> [SELECTED EXCERPT]
——————

New England Journal of Medicine NOVEMBER 11, 2021

Pembrolizumab for Persistent, Recurrent, or Metastatic Cervical Cancer (KEYNOTE-826)

Nicoletta Colombo, Coraline Dubot, Domenica Lorusso, et al. (KEYNOTE-826 Investigators)

Bottom Line

The addition of pembrolizumab to first-line platinum-based chemotherapy, with or without bevacizumab, significantly improves overall and progression-free survival in patients with persistent, recurrent, or metastatic cervical cancer.

Key Findings

1. In the overall population, pembrolizumab plus chemotherapy (with or without bevacizumab) significantly improved overall survival (median OS 26.4 months vs. 16.8 months, HR 0.63; 95% CI, 0.52–0.77).
2. Progression-free survival was similarly superior in the pembrolizumab arm, with a median of 10.4 months compared to 8.2 months in the placebo arm (HR 0.65; 95% CI, 0.53–0.79).
3. Clinical benefits were robust in the PD-L1 combined positive score (CPS) ≥1 population (median OS 28.6 months vs. 16.5 months, HR 0.60) and were consistent regardless of bevacizumab use.
4. Grade 3 or higher adverse events were slightly more frequent in the pembrolizumab group (82.4%) compared to the placebo group (75.4%), indicating a manageable safety profile consistent with known immunotherapy toxicities.

——————

(Extracted data entries)
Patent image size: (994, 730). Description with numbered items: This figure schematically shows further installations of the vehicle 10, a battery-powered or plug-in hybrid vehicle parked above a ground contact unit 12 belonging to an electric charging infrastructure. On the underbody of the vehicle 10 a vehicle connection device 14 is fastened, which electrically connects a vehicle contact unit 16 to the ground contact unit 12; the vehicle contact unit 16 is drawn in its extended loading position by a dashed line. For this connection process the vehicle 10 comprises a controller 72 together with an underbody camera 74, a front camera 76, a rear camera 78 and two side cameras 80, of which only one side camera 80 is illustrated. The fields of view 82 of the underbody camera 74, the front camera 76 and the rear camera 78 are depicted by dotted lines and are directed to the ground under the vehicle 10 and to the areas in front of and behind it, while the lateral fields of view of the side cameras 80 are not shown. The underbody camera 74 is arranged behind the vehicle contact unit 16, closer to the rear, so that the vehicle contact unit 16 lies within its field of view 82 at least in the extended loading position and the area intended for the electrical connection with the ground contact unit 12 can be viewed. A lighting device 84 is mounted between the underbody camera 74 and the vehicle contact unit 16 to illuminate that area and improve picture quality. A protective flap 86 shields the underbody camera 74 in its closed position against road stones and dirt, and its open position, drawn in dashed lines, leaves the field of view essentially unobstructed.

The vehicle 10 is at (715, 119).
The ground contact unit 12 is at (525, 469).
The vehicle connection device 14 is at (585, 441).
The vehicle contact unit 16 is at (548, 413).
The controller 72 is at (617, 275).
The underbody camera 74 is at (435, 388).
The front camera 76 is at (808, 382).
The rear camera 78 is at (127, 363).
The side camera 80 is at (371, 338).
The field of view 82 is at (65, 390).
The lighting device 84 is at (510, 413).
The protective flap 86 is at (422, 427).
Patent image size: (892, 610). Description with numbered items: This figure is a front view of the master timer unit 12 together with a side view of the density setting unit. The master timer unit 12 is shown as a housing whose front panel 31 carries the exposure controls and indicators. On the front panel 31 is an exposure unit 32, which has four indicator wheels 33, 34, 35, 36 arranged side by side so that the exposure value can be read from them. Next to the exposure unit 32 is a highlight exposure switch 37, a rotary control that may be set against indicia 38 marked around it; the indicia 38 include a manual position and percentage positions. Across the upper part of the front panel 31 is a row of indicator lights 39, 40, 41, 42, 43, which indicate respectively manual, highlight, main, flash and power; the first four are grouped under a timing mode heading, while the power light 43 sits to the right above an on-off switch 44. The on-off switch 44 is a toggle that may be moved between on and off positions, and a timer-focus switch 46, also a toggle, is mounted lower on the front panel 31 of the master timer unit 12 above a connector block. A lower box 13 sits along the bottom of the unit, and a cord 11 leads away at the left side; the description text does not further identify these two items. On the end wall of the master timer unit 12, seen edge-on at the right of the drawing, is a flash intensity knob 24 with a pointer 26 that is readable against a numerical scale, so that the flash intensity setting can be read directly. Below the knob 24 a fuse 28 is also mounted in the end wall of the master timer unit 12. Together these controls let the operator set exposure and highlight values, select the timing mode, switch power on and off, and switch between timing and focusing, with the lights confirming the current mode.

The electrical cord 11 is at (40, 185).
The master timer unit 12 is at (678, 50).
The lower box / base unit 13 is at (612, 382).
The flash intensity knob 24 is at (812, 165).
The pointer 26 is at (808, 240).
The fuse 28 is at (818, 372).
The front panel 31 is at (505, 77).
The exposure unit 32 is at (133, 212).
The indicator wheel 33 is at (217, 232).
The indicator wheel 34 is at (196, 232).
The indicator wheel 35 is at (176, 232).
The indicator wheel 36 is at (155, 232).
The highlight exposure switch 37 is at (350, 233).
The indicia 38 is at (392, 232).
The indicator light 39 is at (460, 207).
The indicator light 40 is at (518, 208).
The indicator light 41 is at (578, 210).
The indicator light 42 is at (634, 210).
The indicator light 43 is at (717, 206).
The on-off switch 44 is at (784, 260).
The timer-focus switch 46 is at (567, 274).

——————

> [TASKS FOR THIS EXERCISE]
**1.** Reproduce the KEYNOTE-826 summary word for word from "Bottom Line" to "metastatic cervical cancer.".
**2.** In the KEYNOTE-826 summary, what was the median progression-free survival in the placebo arm?

> [TASK RESPONSES]
**1.**
Bottom Line

The addition of pembrolizumab to first-line platinum-based chemotherapy, with or without bevacizumab, significantly improves overall and progression-free survival in patients with persistent, recurrent, or metastatic cervical cancer.

**2.** 8.2 months